Task prompt - Make a verbatim copy of the entries below; pictures stay out.

# # # # #

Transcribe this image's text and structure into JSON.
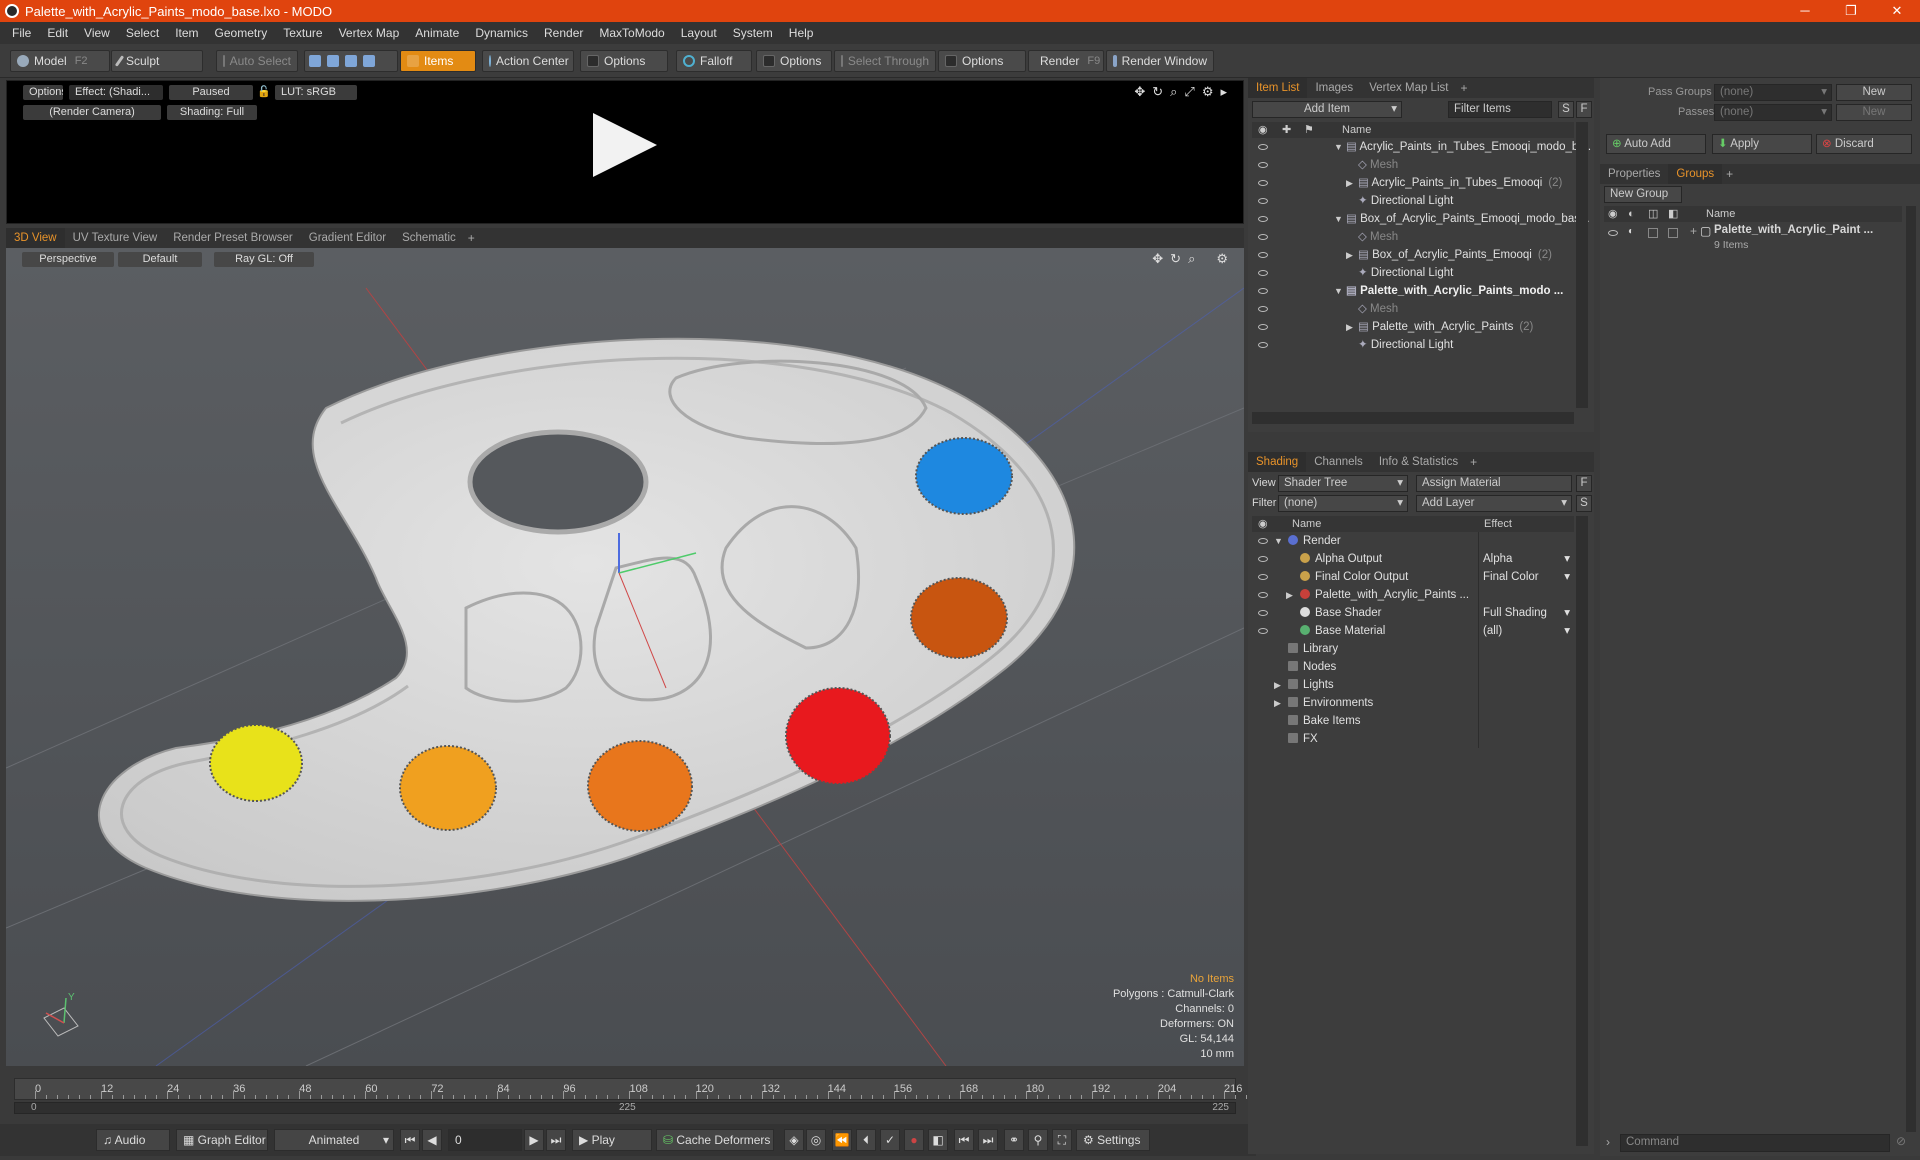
{
  "window": {
    "title": "Palette_with_Acrylic_Paints_modo_base.lxo - MODO",
    "minimize": "─",
    "maximize": "❐",
    "close": "✕"
  },
  "menu": [
    "File",
    "Edit",
    "View",
    "Select",
    "Item",
    "Geometry",
    "Texture",
    "Vertex Map",
    "Animate",
    "Dynamics",
    "Render",
    "MaxToModo",
    "Layout",
    "System",
    "Help"
  ],
  "toolbar": {
    "model": "Model",
    "model_key": "F2",
    "sculpt": "Sculpt",
    "auto_select": "Auto Select",
    "items": "Items",
    "action_center": "Action Center",
    "options1": "Options",
    "falloff": "Falloff",
    "options2": "Options",
    "select_through": "Select Through",
    "options3": "Options",
    "render": "Render",
    "render_key": "F9",
    "render_window": "Render Window"
  },
  "preview": {
    "options": "Options",
    "effect": "Effect: (Shadi...",
    "paused": "Paused",
    "lut": "LUT: sRGB",
    "camera": "(Render Camera)",
    "shading": "Shading: Full"
  },
  "view_tabs": [
    "3D View",
    "UV Texture View",
    "Render Preset Browser",
    "Gradient Editor",
    "Schematic"
  ],
  "view3d": {
    "projection": "Perspective",
    "style": "Default",
    "raygl": "Ray GL: Off",
    "axis_y": "Y",
    "stats": {
      "selection": "No Items",
      "polygons": "Polygons : Catmull-Clark",
      "channels": "Channels: 0",
      "deformers": "Deformers: ON",
      "gl": "GL: 54,144",
      "unit": "10 mm"
    }
  },
  "timeline": {
    "ticks": [
      "0",
      "12",
      "24",
      "36",
      "48",
      "60",
      "72",
      "84",
      "96",
      "108",
      "120",
      "132",
      "144",
      "156",
      "168",
      "180",
      "192",
      "204",
      "216"
    ],
    "lower_left": "0",
    "lower_mid": "225",
    "lower_right": "225"
  },
  "bottombar": {
    "audio": "Audio",
    "graph_editor": "Graph Editor",
    "animated": "Animated",
    "frame": "0",
    "play": "Play",
    "cache_deformers": "Cache Deformers",
    "settings": "Settings"
  },
  "item_list": {
    "tabs": [
      "Item List",
      "Images",
      "Vertex Map List"
    ],
    "add_item": "Add Item",
    "filter_items": "Filter Items",
    "s_btn": "S",
    "f_btn": "F",
    "col_name": "Name",
    "rows": [
      {
        "label": "Acrylic_Paints_in_Tubes_Emooqi_modo_b ...",
        "indent": 0,
        "expand": "▼",
        "style": ""
      },
      {
        "label": "Mesh",
        "indent": 1,
        "expand": "",
        "style": "dim"
      },
      {
        "label": "Acrylic_Paints_in_Tubes_Emooqi",
        "count": "(2)",
        "indent": 1,
        "expand": "▶",
        "style": ""
      },
      {
        "label": "Directional Light",
        "indent": 1,
        "expand": "",
        "style": ""
      },
      {
        "label": "Box_of_Acrylic_Paints_Emooqi_modo_bas...",
        "indent": 0,
        "expand": "▼",
        "style": ""
      },
      {
        "label": "Mesh",
        "indent": 1,
        "expand": "",
        "style": "dim"
      },
      {
        "label": "Box_of_Acrylic_Paints_Emooqi",
        "count": "(2)",
        "indent": 1,
        "expand": "▶",
        "style": ""
      },
      {
        "label": "Directional Light",
        "indent": 1,
        "expand": "",
        "style": ""
      },
      {
        "label": "Palette_with_Acrylic_Paints_modo ...",
        "indent": 0,
        "expand": "▼",
        "style": "bold"
      },
      {
        "label": "Mesh",
        "indent": 1,
        "expand": "",
        "style": "dim"
      },
      {
        "label": "Palette_with_Acrylic_Paints",
        "count": "(2)",
        "indent": 1,
        "expand": "▶",
        "style": ""
      },
      {
        "label": "Directional Light",
        "indent": 1,
        "expand": "",
        "style": ""
      }
    ]
  },
  "shading": {
    "tabs": [
      "Shading",
      "Channels",
      "Info & Statistics"
    ],
    "view_label": "View",
    "view_value": "Shader Tree",
    "assign_material": "Assign Material",
    "f_btn": "F",
    "filter_label": "Filter",
    "filter_value": "(none)",
    "add_layer": "Add Layer",
    "s_btn": "S",
    "col_name": "Name",
    "col_effect": "Effect",
    "rows": [
      {
        "label": "Render",
        "effect": "",
        "indent": 0,
        "expand": "▼",
        "ico": "#5a6fd0"
      },
      {
        "label": "Alpha Output",
        "effect": "Alpha",
        "indent": 1,
        "expand": "",
        "ico": "#c9a14a"
      },
      {
        "label": "Final Color Output",
        "effect": "Final Color",
        "indent": 1,
        "expand": "",
        "ico": "#c9a14a"
      },
      {
        "label": "Palette_with_Acrylic_Paints ...",
        "effect": "",
        "indent": 1,
        "expand": "▶",
        "ico": "#c8403a"
      },
      {
        "label": "Base Shader",
        "effect": "Full Shading",
        "indent": 1,
        "expand": "",
        "ico": "#dddddd"
      },
      {
        "label": "Base Material",
        "effect": "(all)",
        "indent": 1,
        "expand": "",
        "ico": "#58b070"
      },
      {
        "label": "Library",
        "effect": "",
        "indent": 0,
        "expand": "",
        "ico": ""
      },
      {
        "label": "Nodes",
        "effect": "",
        "indent": 0,
        "expand": "",
        "ico": ""
      },
      {
        "label": "Lights",
        "effect": "",
        "indent": 0,
        "expand": "▶",
        "ico": ""
      },
      {
        "label": "Environments",
        "effect": "",
        "indent": 0,
        "expand": "▶",
        "ico": ""
      },
      {
        "label": "Bake Items",
        "effect": "",
        "indent": 0,
        "expand": "",
        "ico": ""
      },
      {
        "label": "FX",
        "effect": "",
        "indent": 0,
        "expand": "",
        "ico": ""
      }
    ]
  },
  "groups": {
    "pass_groups_label": "Pass Groups",
    "pass_groups_value": "(none)",
    "new1": "New",
    "passes_label": "Passes",
    "passes_value": "(none)",
    "new2": "New",
    "auto_add": "Auto Add",
    "apply": "Apply",
    "discard": "Discard",
    "tabs": [
      "Properties",
      "Groups"
    ],
    "new_group": "New Group",
    "col_name": "Name",
    "group_name": "Palette_with_Acrylic_Paint ...",
    "group_count": "9 Items",
    "command_placeholder": "Command"
  },
  "colors": {
    "accent": "#e38b13",
    "title": "#e0440e",
    "paint_yellow": "#e8e21a",
    "paint_orange_light": "#f0a01f",
    "paint_orange": "#e8761c",
    "paint_red": "#e8191e",
    "paint_burnt": "#c85510",
    "paint_blue": "#1e88e0"
  }
}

# # # # #

Task solution -
Transcribe this image's text and structure into JSON.
{
  "window": {
    "title": "Palette_with_Acrylic_Paints_modo_base.lxo - MODO",
    "minimize": "─",
    "maximize": "❐",
    "close": "✕"
  },
  "menu": [
    "File",
    "Edit",
    "View",
    "Select",
    "Item",
    "Geometry",
    "Texture",
    "Vertex Map",
    "Animate",
    "Dynamics",
    "Render",
    "MaxToModo",
    "Layout",
    "System",
    "Help"
  ],
  "toolbar": {
    "model": "Model",
    "model_key": "F2",
    "sculpt": "Sculpt",
    "auto_select": "Auto Select",
    "items": "Items",
    "action_center": "Action Center",
    "options1": "Options",
    "falloff": "Falloff",
    "options2": "Options",
    "select_through": "Select Through",
    "options3": "Options",
    "render": "Render",
    "render_key": "F9",
    "render_window": "Render Window"
  },
  "preview": {
    "options": "Options",
    "effect": "Effect: (Shadi...",
    "paused": "Paused",
    "lut": "LUT: sRGB",
    "camera": "(Render Camera)",
    "shading": "Shading: Full"
  },
  "view_tabs": [
    "3D View",
    "UV Texture View",
    "Render Preset Browser",
    "Gradient Editor",
    "Schematic"
  ],
  "view3d": {
    "projection": "Perspective",
    "style": "Default",
    "raygl": "Ray GL: Off",
    "axis_y": "Y",
    "stats": {
      "selection": "No Items",
      "polygons": "Polygons : Catmull-Clark",
      "channels": "Channels: 0",
      "deformers": "Deformers: ON",
      "gl": "GL: 54,144",
      "unit": "10 mm"
    }
  },
  "timeline": {
    "ticks": [
      "0",
      "12",
      "24",
      "36",
      "48",
      "60",
      "72",
      "84",
      "96",
      "108",
      "120",
      "132",
      "144",
      "156",
      "168",
      "180",
      "192",
      "204",
      "216"
    ],
    "lower_left": "0",
    "lower_mid": "225",
    "lower_right": "225"
  },
  "bottombar": {
    "audio": "Audio",
    "graph_editor": "Graph Editor",
    "animated": "Animated",
    "frame": "0",
    "play": "Play",
    "cache_deformers": "Cache Deformers",
    "settings": "Settings"
  },
  "item_list": {
    "tabs": [
      "Item List",
      "Images",
      "Vertex Map List"
    ],
    "add_item": "Add Item",
    "filter_items": "Filter Items",
    "s_btn": "S",
    "f_btn": "F",
    "col_name": "Name",
    "rows": [
      {
        "label": "Acrylic_Paints_in_Tubes_Emooqi_modo_b ...",
        "indent": 0,
        "expand": "▼",
        "style": ""
      },
      {
        "label": "Mesh",
        "indent": 1,
        "expand": "",
        "style": "dim"
      },
      {
        "label": "Acrylic_Paints_in_Tubes_Emooqi",
        "count": "(2)",
        "indent": 1,
        "expand": "▶",
        "style": ""
      },
      {
        "label": "Directional Light",
        "indent": 1,
        "expand": "",
        "style": ""
      },
      {
        "label": "Box_of_Acrylic_Paints_Emooqi_modo_bas...",
        "indent": 0,
        "expand": "▼",
        "style": ""
      },
      {
        "label": "Mesh",
        "indent": 1,
        "expand": "",
        "style": "dim"
      },
      {
        "label": "Box_of_Acrylic_Paints_Emooqi",
        "count": "(2)",
        "indent": 1,
        "expand": "▶",
        "style": ""
      },
      {
        "label": "Directional Light",
        "indent": 1,
        "expand": "",
        "style": ""
      },
      {
        "label": "Palette_with_Acrylic_Paints_modo ...",
        "indent": 0,
        "expand": "▼",
        "style": "bold"
      },
      {
        "label": "Mesh",
        "indent": 1,
        "expand": "",
        "style": "dim"
      },
      {
        "label": "Palette_with_Acrylic_Paints",
        "count": "(2)",
        "indent": 1,
        "expand": "▶",
        "style": ""
      },
      {
        "label": "Directional Light",
        "indent": 1,
        "expand": "",
        "style": ""
      }
    ]
  },
  "shading": {
    "tabs": [
      "Shading",
      "Channels",
      "Info & Statistics"
    ],
    "view_label": "View",
    "view_value": "Shader Tree",
    "assign_material": "Assign Material",
    "f_btn": "F",
    "filter_label": "Filter",
    "filter_value": "(none)",
    "add_layer": "Add Layer",
    "s_btn": "S",
    "col_name": "Name",
    "col_effect": "Effect",
    "rows": [
      {
        "label": "Render",
        "effect": "",
        "indent": 0,
        "expand": "▼",
        "ico": "#5a6fd0"
      },
      {
        "label": "Alpha Output",
        "effect": "Alpha",
        "indent": 1,
        "expand": "",
        "ico": "#c9a14a"
      },
      {
        "label": "Final Color Output",
        "effect": "Final Color",
        "indent": 1,
        "expand": "",
        "ico": "#c9a14a"
      },
      {
        "label": "Palette_with_Acrylic_Paints ...",
        "effect": "",
        "indent": 1,
        "expand": "▶",
        "ico": "#c8403a"
      },
      {
        "label": "Base Shader",
        "effect": "Full Shading",
        "indent": 1,
        "expand": "",
        "ico": "#dddddd"
      },
      {
        "label": "Base Material",
        "effect": "(all)",
        "indent": 1,
        "expand": "",
        "ico": "#58b070"
      },
      {
        "label": "Library",
        "effect": "",
        "indent": 0,
        "expand": "",
        "ico": ""
      },
      {
        "label": "Nodes",
        "effect": "",
        "indent": 0,
        "expand": "",
        "ico": ""
      },
      {
        "label": "Lights",
        "effect": "",
        "indent": 0,
        "expand": "▶",
        "ico": ""
      },
      {
        "label": "Environments",
        "effect": "",
        "indent": 0,
        "expand": "▶",
        "ico": ""
      },
      {
        "label": "Bake Items",
        "effect": "",
        "indent": 0,
        "expand": "",
        "ico": ""
      },
      {
        "label": "FX",
        "effect": "",
        "indent": 0,
        "expand": "",
        "ico": ""
      }
    ]
  },
  "groups": {
    "pass_groups_label": "Pass Groups",
    "pass_groups_value": "(none)",
    "new1": "New",
    "passes_label": "Passes",
    "passes_value": "(none)",
    "new2": "New",
    "auto_add": "Auto Add",
    "apply": "Apply",
    "discard": "Discard",
    "tabs": [
      "Properties",
      "Groups"
    ],
    "new_group": "New Group",
    "col_name": "Name",
    "group_name": "Palette_with_Acrylic_Paint ...",
    "group_count": "9 Items",
    "command_placeholder": "Command"
  },
  "colors": {
    "accent": "#e38b13",
    "title": "#e0440e",
    "paint_yellow": "#e8e21a",
    "paint_orange_light": "#f0a01f",
    "paint_orange": "#e8761c",
    "paint_red": "#e8191e",
    "paint_burnt": "#c85510",
    "paint_blue": "#1e88e0"
  }
}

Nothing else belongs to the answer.